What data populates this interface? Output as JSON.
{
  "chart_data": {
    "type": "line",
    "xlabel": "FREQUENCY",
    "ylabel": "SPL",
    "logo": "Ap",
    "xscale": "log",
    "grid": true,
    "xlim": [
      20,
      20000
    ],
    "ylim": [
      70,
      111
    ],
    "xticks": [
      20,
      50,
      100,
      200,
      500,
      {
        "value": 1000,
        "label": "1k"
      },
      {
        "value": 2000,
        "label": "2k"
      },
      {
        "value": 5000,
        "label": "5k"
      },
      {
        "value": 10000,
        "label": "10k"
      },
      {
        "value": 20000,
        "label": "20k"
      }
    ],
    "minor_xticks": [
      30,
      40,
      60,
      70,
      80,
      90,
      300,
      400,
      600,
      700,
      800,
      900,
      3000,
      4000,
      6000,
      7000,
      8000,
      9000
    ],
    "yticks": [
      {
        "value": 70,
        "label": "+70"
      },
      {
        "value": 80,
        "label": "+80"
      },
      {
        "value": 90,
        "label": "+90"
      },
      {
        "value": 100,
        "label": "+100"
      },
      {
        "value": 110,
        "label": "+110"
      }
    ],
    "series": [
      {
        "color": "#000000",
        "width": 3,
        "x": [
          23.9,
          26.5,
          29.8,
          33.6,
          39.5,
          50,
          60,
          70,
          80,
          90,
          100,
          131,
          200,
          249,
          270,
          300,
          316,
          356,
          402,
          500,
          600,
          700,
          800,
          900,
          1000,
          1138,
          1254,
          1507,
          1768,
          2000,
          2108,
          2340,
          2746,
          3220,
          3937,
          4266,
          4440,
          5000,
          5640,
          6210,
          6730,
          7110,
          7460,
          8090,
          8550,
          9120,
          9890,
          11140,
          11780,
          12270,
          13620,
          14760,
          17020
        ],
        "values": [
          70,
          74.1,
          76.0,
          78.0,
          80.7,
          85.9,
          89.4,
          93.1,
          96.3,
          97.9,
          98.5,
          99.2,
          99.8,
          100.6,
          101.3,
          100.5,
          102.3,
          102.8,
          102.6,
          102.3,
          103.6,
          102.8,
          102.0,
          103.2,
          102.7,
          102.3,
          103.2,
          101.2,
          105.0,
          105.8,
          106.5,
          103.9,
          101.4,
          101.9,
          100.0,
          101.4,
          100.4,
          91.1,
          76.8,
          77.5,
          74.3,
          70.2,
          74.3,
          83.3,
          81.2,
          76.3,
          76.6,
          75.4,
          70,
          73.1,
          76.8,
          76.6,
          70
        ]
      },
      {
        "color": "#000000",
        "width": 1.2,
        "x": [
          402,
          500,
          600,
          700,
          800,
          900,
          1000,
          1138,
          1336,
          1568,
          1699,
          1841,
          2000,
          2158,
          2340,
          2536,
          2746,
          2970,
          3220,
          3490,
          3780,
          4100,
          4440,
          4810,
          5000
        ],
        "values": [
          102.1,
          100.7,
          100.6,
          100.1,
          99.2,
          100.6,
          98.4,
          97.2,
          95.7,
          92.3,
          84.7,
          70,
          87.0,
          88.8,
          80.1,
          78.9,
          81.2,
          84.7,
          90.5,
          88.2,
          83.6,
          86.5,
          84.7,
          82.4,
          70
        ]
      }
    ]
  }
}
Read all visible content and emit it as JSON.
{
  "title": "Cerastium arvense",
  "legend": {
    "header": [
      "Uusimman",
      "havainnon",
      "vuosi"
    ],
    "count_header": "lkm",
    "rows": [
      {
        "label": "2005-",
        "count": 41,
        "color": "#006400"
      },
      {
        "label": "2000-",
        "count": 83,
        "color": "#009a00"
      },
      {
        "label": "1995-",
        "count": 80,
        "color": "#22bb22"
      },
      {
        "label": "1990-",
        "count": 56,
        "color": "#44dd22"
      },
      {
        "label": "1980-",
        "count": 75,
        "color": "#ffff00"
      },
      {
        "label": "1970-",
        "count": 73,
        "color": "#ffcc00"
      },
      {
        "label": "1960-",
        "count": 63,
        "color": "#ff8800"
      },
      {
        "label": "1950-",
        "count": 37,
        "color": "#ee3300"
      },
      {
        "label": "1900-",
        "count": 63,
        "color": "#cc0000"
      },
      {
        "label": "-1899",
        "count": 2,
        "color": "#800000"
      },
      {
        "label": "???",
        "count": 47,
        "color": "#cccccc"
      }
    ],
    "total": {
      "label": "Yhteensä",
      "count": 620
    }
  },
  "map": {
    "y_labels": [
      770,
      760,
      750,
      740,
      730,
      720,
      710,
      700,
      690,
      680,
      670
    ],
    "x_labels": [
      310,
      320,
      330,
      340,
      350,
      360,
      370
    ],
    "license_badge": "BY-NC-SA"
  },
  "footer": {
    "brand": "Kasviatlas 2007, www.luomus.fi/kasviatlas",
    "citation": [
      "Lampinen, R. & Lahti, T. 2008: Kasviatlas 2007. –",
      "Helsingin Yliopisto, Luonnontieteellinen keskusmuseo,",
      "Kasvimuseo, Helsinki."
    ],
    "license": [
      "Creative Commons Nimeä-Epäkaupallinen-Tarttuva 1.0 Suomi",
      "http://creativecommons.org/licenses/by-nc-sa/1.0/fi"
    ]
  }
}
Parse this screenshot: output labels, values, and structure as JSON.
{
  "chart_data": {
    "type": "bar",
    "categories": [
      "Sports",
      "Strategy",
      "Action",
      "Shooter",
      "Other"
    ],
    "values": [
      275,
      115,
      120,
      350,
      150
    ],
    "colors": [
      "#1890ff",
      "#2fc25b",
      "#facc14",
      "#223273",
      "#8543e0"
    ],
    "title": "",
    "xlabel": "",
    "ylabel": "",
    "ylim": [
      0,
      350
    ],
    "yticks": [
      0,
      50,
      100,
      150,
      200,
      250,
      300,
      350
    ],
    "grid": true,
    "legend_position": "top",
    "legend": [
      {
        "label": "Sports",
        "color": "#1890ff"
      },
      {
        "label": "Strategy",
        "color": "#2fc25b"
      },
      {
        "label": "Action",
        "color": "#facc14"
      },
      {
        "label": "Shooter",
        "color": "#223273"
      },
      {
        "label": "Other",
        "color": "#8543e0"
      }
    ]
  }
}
_ _ _
**OBJECTIVE**
Your task is to repeat the data exactly, with nothing left out.

**EXERCISE SOLUTION**
What data populates this interface? Output as JSON.
{
  "chart_data": {
    "type": "line",
    "xlabel": "FREQUENCY",
    "ylabel": "SPL",
    "logo": "Ap",
    "xscale": "log",
    "grid": true,
    "xlim": [
      20,
      20000
    ],
    "ylim": [
      70,
      111
    ],
    "xticks": [
      20,
      50,
      100,
      200,
      500,
      {
        "value": 1000,
        "label": "1k"
      },
      {
        "value": 2000,
        "label": "2k"
      },
      {
        "value": 5000,
        "label": "5k"
      },
      {
        "value": 10000,
        "label": "10k"
      },
      {
        "value": 20000,
        "label": "20k"
      }
    ],
    "minor_xticks": [
      30,
      40,
      60,
      70,
      80,
      90,
      300,
      400,
      600,
      700,
      800,
      900,
      3000,
      4000,
      6000,
      7000,
      8000,
      9000
    ],
    "yticks": [
      {
        "value": 70,
        "label": "+70"
      },
      {
        "value": 80,
        "label": "+80"
      },
      {
        "value": 90,
        "label": "+90"
      },
      {
        "value": 100,
        "label": "+100"
      },
      {
        "value": 110,
        "label": "+110"
      }
    ],
    "series": [
      {
        "color": "#000000",
        "width": 3,
        "x": [
          23.9,
          26.5,
          29.8,
          33.6,
          39.5,
          50,
          60,
          70,
          80,
          90,
          100,
          131,
          200,
          249,
          270,
          300,
          316,
          356,
          402,
          500,
          600,
          700,
          800,
          900,
          1000,
          1138,
          1254,
          1507,
          1768,
          2000,
          2108,
          2340,
          2746,
          3220,
          3937,
          4266,
          4440,
          5000,
          5640,
          6210,
          6730,
          7110,
          7460,
          8090,
          8550,
          9120,
          9890,
          11140,
          11780,
          12270,
          13620,
          14760,
          17020
        ],
        "values": [
          70,
          74.1,
          76.0,
          78.0,
          80.7,
          85.9,
          89.4,
          93.1,
          96.3,
          97.9,
          98.5,
          99.2,
          99.8,
          100.6,
          101.3,
          100.5,
          102.3,
          102.8,
          102.6,
          102.3,
          103.6,
          102.8,
          102.0,
          103.2,
          102.7,
          102.3,
          103.2,
          101.2,
          105.0,
          105.8,
          106.5,
          103.9,
          101.4,
          101.9,
          100.0,
          101.4,
          100.4,
          91.1,
          76.8,
          77.5,
          74.3,
          70.2,
          74.3,
          83.3,
          81.2,
          76.3,
          76.6,
          75.4,
          70,
          73.1,
          76.8,
          76.6,
          70
        ]
      },
      {
        "color": "#000000",
        "width": 1.2,
        "x": [
          402,
          500,
          600,
          700,
          800,
          900,
          1000,
          1138,
          1336,
          1568,
          1699,
          1841,
          2000,
          2158,
          2340,
          2536,
          2746,
          2970,
          3220,
          3490,
          3780,
          4100,
          4440,
          4810,
          5000
        ],
        "values": [
          102.1,
          100.7,
          100.6,
          100.1,
          99.2,
          100.6,
          98.4,
          97.2,
          95.7,
          92.3,
          84.7,
          70,
          87.0,
          88.8,
          80.1,
          78.9,
          81.2,
          84.7,
          90.5,
          88.2,
          83.6,
          86.5,
          84.7,
          82.4,
          70
        ]
      }
    ]
  }
}
Read all visible content and emit it as JSON.
{
  "title": "Cerastium arvense",
  "legend": {
    "header": [
      "Uusimman",
      "havainnon",
      "vuosi"
    ],
    "count_header": "lkm",
    "rows": [
      {
        "label": "2005-",
        "count": 41,
        "color": "#006400"
      },
      {
        "label": "2000-",
        "count": 83,
        "color": "#009a00"
      },
      {
        "label": "1995-",
        "count": 80,
        "color": "#22bb22"
      },
      {
        "label": "1990-",
        "count": 56,
        "color": "#44dd22"
      },
      {
        "label": "1980-",
        "count": 75,
        "color": "#ffff00"
      },
      {
        "label": "1970-",
        "count": 73,
        "color": "#ffcc00"
      },
      {
        "label": "1960-",
        "count": 63,
        "color": "#ff8800"
      },
      {
        "label": "1950-",
        "count": 37,
        "color": "#ee3300"
      },
      {
        "label": "1900-",
        "count": 63,
        "color": "#cc0000"
      },
      {
        "label": "-1899",
        "count": 2,
        "color": "#800000"
      },
      {
        "label": "???",
        "count": 47,
        "color": "#cccccc"
      }
    ],
    "total": {
      "label": "Yhteensä",
      "count": 620
    }
  },
  "map": {
    "y_labels": [
      770,
      760,
      750,
      740,
      730,
      720,
      710,
      700,
      690,
      680,
      670
    ],
    "x_labels": [
      310,
      320,
      330,
      340,
      350,
      360,
      370
    ],
    "license_badge": "BY-NC-SA"
  },
  "footer": {
    "brand": "Kasviatlas 2007, www.luomus.fi/kasviatlas",
    "citation": [
      "Lampinen, R. & Lahti, T. 2008: Kasviatlas 2007. –",
      "Helsingin Yliopisto, Luonnontieteellinen keskusmuseo,",
      "Kasvimuseo, Helsinki."
    ],
    "license": [
      "Creative Commons Nimeä-Epäkaupallinen-Tarttuva 1.0 Suomi",
      "http://creativecommons.org/licenses/by-nc-sa/1.0/fi"
    ]
  }
}
Parse this screenshot: output labels, values, and structure as JSON.
{
  "chart_data": {
    "type": "bar",
    "categories": [
      "Sports",
      "Strategy",
      "Action",
      "Shooter",
      "Other"
    ],
    "values": [
      275,
      115,
      120,
      350,
      150
    ],
    "colors": [
      "#1890ff",
      "#2fc25b",
      "#facc14",
      "#223273",
      "#8543e0"
    ],
    "title": "",
    "xlabel": "",
    "ylabel": "",
    "ylim": [
      0,
      350
    ],
    "yticks": [
      0,
      50,
      100,
      150,
      200,
      250,
      300,
      350
    ],
    "grid": true,
    "legend_position": "top",
    "legend": [
      {
        "label": "Sports",
        "color": "#1890ff"
      },
      {
        "label": "Strategy",
        "color": "#2fc25b"
      },
      {
        "label": "Action",
        "color": "#facc14"
      },
      {
        "label": "Shooter",
        "color": "#223273"
      },
      {
        "label": "Other",
        "color": "#8543e0"
      }
    ]
  }
}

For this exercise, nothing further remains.